THE TASK:
Could you write out every entry exactly as it stands?

STORED ROWS:
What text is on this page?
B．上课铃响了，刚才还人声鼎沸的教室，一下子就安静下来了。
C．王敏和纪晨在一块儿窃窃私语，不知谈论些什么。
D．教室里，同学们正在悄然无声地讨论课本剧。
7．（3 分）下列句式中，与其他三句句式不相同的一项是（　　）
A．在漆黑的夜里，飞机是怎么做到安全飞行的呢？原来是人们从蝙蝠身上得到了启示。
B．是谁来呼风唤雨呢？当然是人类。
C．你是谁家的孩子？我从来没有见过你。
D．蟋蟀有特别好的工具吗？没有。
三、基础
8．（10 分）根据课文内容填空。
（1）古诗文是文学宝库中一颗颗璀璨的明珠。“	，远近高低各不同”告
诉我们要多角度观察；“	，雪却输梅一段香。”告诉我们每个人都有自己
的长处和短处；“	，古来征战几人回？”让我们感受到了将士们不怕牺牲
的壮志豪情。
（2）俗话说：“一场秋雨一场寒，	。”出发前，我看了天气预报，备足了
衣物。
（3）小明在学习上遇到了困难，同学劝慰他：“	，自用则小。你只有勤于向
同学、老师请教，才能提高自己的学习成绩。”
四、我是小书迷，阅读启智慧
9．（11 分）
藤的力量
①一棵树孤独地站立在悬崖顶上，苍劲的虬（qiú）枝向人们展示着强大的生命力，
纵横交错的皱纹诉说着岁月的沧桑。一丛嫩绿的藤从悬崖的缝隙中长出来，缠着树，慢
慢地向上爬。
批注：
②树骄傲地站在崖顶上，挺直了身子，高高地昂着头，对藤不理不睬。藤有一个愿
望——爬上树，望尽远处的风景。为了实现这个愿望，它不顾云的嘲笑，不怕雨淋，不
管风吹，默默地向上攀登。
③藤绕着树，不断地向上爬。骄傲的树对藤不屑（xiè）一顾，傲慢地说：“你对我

SOLUTION TO THIS PROBLEM:
What text is on this page?
B．上课铃响了，刚才还人声鼎沸的教室，一下子就安静下来了。
C．王敏和纪晨在一块儿窃窃私语，不知谈论些什么。
D．教室里，同学们正在悄然无声地讨论课本剧。
7．（3 分）下列句式中，与其他三句句式不相同的一项是（　　）
A．在漆黑的夜里，飞机是怎么做到安全飞行的呢？原来是人们从蝙蝠身上得到了启示。
B．是谁来呼风唤雨呢？当然是人类。
C．你是谁家的孩子？我从来没有见过你。
D．蟋蟀有特别好的工具吗？没有。
三、基础
8．（10 分）根据课文内容填空。
（1）古诗文是文学宝库中一颗颗璀璨的明珠。“	，远近高低各不同”告
诉我们要多角度观察；“	，雪却输梅一段香。”告诉我们每个人都有自己
的长处和短处；“	，古来征战几人回？”让我们感受到了将士们不怕牺牲
的壮志豪情。
（2）俗话说：“一场秋雨一场寒，	。”出发前，我看了天气预报，备足了
衣物。
（3）小明在学习上遇到了困难，同学劝慰他：“	，自用则小。你只有勤于向
同学、老师请教，才能提高自己的学习成绩。”
四、我是小书迷，阅读启智慧
9．（11 分）
藤的力量
①一棵树孤独地站立在悬崖顶上，苍劲的虬（qiú）枝向人们展示着强大的生命力，
纵横交错的皱纹诉说着岁月的沧桑。一丛嫩绿的藤从悬崖的缝隙中长出来，缠着树，慢
慢地向上爬。
批注：
②树骄傲地站在崖顶上，挺直了身子，高高地昂着头，对藤不理不睬。藤有一个愿
望——爬上树，望尽远处的风景。为了实现这个愿望，它不顾云的嘲笑，不怕雨淋，不
管风吹，默默地向上攀登。
③藤绕着树，不断地向上爬。骄傲的树对藤不屑（xiè）一顾，傲慢地说：“你对我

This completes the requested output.